# EXTRACTED DATA:

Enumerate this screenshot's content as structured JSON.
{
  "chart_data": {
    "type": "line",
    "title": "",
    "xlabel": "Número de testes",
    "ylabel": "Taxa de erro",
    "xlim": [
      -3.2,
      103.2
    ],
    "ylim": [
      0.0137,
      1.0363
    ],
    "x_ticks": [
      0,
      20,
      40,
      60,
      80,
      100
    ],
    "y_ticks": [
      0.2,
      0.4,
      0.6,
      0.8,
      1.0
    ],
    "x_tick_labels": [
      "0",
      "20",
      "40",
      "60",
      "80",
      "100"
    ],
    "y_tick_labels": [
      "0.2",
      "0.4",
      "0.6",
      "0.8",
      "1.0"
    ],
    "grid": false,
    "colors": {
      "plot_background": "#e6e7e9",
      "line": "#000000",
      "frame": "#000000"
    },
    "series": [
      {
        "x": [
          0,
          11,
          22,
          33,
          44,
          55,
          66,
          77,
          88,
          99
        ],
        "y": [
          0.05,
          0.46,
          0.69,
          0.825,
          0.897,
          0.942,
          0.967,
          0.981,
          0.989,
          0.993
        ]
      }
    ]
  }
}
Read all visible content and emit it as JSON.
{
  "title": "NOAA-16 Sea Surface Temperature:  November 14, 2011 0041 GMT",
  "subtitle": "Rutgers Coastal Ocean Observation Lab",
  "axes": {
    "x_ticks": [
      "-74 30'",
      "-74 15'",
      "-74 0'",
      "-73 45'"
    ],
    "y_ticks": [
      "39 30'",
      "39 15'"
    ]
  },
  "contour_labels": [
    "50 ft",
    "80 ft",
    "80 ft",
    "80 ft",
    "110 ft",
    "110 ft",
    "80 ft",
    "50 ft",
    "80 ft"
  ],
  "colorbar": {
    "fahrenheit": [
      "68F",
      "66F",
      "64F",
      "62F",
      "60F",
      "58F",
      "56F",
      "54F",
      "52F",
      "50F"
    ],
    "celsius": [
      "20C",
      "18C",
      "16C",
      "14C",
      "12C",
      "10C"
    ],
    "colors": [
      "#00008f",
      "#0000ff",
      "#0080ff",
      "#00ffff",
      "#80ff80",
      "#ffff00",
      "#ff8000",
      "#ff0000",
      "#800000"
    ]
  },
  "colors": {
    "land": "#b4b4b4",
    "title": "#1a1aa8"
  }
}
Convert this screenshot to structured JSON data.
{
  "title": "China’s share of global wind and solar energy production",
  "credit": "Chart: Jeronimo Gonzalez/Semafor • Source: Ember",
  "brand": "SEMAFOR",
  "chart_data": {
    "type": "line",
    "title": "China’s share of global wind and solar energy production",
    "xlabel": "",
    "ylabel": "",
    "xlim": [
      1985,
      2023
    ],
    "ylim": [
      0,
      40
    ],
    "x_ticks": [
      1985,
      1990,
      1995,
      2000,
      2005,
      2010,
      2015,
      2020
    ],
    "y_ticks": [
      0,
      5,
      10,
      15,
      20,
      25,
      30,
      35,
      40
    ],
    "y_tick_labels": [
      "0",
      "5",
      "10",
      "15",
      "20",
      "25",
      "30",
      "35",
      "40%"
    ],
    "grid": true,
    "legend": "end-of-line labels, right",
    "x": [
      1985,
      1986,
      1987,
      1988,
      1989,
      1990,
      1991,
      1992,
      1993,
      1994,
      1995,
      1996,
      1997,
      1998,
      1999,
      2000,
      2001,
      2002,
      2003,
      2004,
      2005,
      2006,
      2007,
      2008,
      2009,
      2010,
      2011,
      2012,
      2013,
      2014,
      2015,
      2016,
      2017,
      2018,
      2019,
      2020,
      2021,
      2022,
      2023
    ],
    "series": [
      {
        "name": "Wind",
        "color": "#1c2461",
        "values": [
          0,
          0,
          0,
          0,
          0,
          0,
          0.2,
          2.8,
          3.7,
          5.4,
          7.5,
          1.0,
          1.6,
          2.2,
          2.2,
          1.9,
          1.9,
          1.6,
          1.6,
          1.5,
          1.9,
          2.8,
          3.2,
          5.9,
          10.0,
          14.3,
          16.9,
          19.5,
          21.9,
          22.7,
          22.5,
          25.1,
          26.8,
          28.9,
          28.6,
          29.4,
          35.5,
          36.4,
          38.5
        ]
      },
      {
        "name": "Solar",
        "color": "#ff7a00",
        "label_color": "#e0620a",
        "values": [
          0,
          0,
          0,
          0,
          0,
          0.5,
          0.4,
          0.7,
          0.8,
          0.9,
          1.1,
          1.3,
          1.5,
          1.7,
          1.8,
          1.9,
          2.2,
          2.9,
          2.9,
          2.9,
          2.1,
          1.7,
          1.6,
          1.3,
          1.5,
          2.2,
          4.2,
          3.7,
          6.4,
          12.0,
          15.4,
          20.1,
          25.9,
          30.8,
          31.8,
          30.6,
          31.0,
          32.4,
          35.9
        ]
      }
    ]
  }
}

# TASK STATEMENT:
Copy each line from the data above that includes "content".

# EXERCISE RESULT:
Enumerate this screenshot's content as structured JSON.
Read all visible content and emit it as JSON.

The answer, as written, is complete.